EXERCISE AIM:
Search the data for the string "Herhaal" and gather each line it is in.

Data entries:
⟨
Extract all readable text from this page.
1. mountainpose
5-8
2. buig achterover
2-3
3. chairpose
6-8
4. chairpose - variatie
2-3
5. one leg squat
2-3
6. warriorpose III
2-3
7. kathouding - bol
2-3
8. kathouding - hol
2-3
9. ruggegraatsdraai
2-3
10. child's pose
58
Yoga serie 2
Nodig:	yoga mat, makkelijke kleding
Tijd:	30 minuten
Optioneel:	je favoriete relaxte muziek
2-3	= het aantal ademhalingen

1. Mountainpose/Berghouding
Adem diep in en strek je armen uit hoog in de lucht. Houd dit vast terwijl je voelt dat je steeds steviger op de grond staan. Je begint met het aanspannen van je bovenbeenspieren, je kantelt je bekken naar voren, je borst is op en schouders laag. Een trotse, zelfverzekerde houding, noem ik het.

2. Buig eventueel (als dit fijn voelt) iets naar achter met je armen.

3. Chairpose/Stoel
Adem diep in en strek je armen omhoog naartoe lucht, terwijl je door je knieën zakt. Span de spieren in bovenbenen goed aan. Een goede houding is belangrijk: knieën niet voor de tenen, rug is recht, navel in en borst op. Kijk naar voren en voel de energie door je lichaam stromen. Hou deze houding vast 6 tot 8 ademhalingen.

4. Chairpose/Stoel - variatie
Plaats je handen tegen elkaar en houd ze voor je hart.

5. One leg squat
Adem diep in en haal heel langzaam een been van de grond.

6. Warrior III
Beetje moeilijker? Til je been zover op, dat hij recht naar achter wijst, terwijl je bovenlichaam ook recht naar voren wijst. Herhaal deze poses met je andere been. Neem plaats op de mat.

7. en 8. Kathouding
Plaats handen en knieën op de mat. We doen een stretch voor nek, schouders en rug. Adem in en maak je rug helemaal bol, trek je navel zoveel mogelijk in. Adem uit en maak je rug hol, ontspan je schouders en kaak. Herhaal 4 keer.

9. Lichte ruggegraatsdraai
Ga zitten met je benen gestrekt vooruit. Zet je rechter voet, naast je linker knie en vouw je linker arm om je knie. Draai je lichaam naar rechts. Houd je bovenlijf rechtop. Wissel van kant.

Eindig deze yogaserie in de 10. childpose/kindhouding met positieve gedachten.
⟩
EXERCISE RESULT:
Beetje moeilijker? Til je been zover op, dat hij recht naar achter wijst, terwijl je bovenlichaam ook recht naar voren wijst. Herhaal deze poses met je andere been. Neem plaats op de mat.
Plaats handen en knieën op de mat. We doen een stretch voor nek, schouders en rug. Adem in en maak je rug helemaal bol, trek je navel zoveel mogelijk in. Adem uit en maak je rug hol, ontspan je schouders en kaak. Herhaal 4 keer.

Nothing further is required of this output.